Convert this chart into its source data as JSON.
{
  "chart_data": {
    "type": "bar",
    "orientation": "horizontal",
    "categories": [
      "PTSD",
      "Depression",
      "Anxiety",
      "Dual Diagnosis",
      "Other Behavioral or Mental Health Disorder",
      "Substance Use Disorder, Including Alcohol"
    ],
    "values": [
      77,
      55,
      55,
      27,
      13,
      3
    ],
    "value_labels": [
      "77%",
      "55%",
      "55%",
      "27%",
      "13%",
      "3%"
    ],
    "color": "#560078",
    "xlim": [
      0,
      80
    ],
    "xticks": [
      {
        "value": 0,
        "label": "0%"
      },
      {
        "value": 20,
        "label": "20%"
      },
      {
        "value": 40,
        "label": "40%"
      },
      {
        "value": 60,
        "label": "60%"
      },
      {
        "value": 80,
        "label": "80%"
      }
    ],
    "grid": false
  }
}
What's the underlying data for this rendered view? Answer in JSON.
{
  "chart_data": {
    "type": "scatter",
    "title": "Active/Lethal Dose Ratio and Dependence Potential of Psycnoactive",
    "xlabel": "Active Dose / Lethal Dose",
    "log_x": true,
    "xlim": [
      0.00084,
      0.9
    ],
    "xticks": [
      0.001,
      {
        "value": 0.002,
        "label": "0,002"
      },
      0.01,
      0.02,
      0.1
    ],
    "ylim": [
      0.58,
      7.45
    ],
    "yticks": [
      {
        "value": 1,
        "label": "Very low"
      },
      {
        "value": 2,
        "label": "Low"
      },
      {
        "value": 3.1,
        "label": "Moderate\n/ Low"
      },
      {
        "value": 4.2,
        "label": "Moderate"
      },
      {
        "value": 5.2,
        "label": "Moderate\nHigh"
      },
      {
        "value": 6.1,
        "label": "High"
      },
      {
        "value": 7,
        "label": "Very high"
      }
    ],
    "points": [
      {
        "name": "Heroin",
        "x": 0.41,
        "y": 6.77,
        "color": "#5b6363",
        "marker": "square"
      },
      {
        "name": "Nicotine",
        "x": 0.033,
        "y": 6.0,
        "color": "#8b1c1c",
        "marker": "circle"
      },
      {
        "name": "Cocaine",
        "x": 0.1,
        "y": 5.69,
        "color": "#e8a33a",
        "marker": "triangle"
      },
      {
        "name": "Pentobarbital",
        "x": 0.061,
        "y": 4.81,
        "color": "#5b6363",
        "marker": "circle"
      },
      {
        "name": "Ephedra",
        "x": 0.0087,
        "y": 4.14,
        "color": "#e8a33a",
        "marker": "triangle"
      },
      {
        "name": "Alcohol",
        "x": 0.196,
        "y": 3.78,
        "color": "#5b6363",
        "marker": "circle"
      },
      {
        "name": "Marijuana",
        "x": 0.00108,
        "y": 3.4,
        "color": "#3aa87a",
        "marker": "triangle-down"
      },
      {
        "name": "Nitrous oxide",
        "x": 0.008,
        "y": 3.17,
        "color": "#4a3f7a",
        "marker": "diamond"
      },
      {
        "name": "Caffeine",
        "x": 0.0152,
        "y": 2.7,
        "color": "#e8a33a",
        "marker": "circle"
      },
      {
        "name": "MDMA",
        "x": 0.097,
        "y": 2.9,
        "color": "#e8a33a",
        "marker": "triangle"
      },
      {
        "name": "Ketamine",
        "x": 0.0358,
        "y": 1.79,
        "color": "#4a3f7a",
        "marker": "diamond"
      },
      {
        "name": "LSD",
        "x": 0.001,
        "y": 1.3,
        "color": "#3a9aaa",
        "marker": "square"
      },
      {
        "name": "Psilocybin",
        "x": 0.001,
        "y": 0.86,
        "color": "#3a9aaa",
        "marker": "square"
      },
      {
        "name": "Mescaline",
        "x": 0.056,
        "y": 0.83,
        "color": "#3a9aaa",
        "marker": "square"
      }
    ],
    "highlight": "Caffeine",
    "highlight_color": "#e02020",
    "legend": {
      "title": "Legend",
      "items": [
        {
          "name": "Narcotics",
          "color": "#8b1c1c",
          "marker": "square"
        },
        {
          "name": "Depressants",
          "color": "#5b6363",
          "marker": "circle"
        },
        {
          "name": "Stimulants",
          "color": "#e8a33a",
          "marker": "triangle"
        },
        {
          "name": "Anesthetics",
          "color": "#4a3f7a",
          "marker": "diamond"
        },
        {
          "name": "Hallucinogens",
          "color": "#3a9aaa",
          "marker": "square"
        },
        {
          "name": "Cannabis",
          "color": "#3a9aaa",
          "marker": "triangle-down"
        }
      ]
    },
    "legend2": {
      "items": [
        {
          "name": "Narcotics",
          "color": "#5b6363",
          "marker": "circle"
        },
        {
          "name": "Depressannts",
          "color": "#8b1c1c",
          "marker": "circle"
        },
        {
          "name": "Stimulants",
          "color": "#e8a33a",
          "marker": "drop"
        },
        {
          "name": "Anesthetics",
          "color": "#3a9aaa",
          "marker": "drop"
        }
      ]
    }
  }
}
-*-
* WORK REQUIRED: Every record should be given again exactly.

* WORKED ANSWER:
Convert this chart into its source data as JSON.
{
  "chart_data": {
    "type": "bar",
    "orientation": "horizontal",
    "categories": [
      "PTSD",
      "Depression",
      "Anxiety",
      "Dual Diagnosis",
      "Other Behavioral or Mental Health Disorder",
      "Substance Use Disorder, Including Alcohol"
    ],
    "values": [
      77,
      55,
      55,
      27,
      13,
      3
    ],
    "value_labels": [
      "77%",
      "55%",
      "55%",
      "27%",
      "13%",
      "3%"
    ],
    "color": "#560078",
    "xlim": [
      0,
      80
    ],
    "xticks": [
      {
        "value": 0,
        "label": "0%"
      },
      {
        "value": 20,
        "label": "20%"
      },
      {
        "value": 40,
        "label": "40%"
      },
      {
        "value": 60,
        "label": "60%"
      },
      {
        "value": 80,
        "label": "80%"
      }
    ],
    "grid": false
  }
}
What's the underlying data for this rendered view? Answer in JSON.
{
  "chart_data": {
    "type": "scatter",
    "title": "Active/Lethal Dose Ratio and Dependence Potential of Psycnoactive",
    "xlabel": "Active Dose / Lethal Dose",
    "log_x": true,
    "xlim": [
      0.00084,
      0.9
    ],
    "xticks": [
      0.001,
      {
        "value": 0.002,
        "label": "0,002"
      },
      0.01,
      0.02,
      0.1
    ],
    "ylim": [
      0.58,
      7.45
    ],
    "yticks": [
      {
        "value": 1,
        "label": "Very low"
      },
      {
        "value": 2,
        "label": "Low"
      },
      {
        "value": 3.1,
        "label": "Moderate\n/ Low"
      },
      {
        "value": 4.2,
        "label": "Moderate"
      },
      {
        "value": 5.2,
        "label": "Moderate\nHigh"
      },
      {
        "value": 6.1,
        "label": "High"
      },
      {
        "value": 7,
        "label": "Very high"
      }
    ],
    "points": [
      {
        "name": "Heroin",
        "x": 0.41,
        "y": 6.77,
        "color": "#5b6363",
        "marker": "square"
      },
      {
        "name": "Nicotine",
        "x": 0.033,
        "y": 6.0,
        "color": "#8b1c1c",
        "marker": "circle"
      },
      {
        "name": "Cocaine",
        "x": 0.1,
        "y": 5.69,
        "color": "#e8a33a",
        "marker": "triangle"
      },
      {
        "name": "Pentobarbital",
        "x": 0.061,
        "y": 4.81,
        "color": "#5b6363",
        "marker": "circle"
      },
      {
        "name": "Ephedra",
        "x": 0.0087,
        "y": 4.14,
        "color": "#e8a33a",
        "marker": "triangle"
      },
      {
        "name": "Alcohol",
        "x": 0.196,
        "y": 3.78,
        "color": "#5b6363",
        "marker": "circle"
      },
      {
        "name": "Marijuana",
        "x": 0.00108,
        "y": 3.4,
        "color": "#3aa87a",
        "marker": "triangle-down"
      },
      {
        "name": "Nitrous oxide",
        "x": 0.008,
        "y": 3.17,
        "color": "#4a3f7a",
        "marker": "diamond"
      },
      {
        "name": "Caffeine",
        "x": 0.0152,
        "y": 2.7,
        "color": "#e8a33a",
        "marker": "circle"
      },
      {
        "name": "MDMA",
        "x": 0.097,
        "y": 2.9,
        "color": "#e8a33a",
        "marker": "triangle"
      },
      {
        "name": "Ketamine",
        "x": 0.0358,
        "y": 1.79,
        "color": "#4a3f7a",
        "marker": "diamond"
      },
      {
        "name": "LSD",
        "x": 0.001,
        "y": 1.3,
        "color": "#3a9aaa",
        "marker": "square"
      },
      {
        "name": "Psilocybin",
        "x": 0.001,
        "y": 0.86,
        "color": "#3a9aaa",
        "marker": "square"
      },
      {
        "name": "Mescaline",
        "x": 0.056,
        "y": 0.83,
        "color": "#3a9aaa",
        "marker": "square"
      }
    ],
    "highlight": "Caffeine",
    "highlight_color": "#e02020",
    "legend": {
      "title": "Legend",
      "items": [
        {
          "name": "Narcotics",
          "color": "#8b1c1c",
          "marker": "square"
        },
        {
          "name": "Depressants",
          "color": "#5b6363",
          "marker": "circle"
        },
        {
          "name": "Stimulants",
          "color": "#e8a33a",
          "marker": "triangle"
        },
        {
          "name": "Anesthetics",
          "color": "#4a3f7a",
          "marker": "diamond"
        },
        {
          "name": "Hallucinogens",
          "color": "#3a9aaa",
          "marker": "square"
        },
        {
          "name": "Cannabis",
          "color": "#3a9aaa",
          "marker": "triangle-down"
        }
      ]
    },
    "legend2": {
      "items": [
        {
          "name": "Narcotics",
          "color": "#5b6363",
          "marker": "circle"
        },
        {
          "name": "Depressannts",
          "color": "#8b1c1c",
          "marker": "circle"
        },
        {
          "name": "Stimulants",
          "color": "#e8a33a",
          "marker": "drop"
        },
        {
          "name": "Anesthetics",
          "color": "#3a9aaa",
          "marker": "drop"
        }
      ]
    }
  }
}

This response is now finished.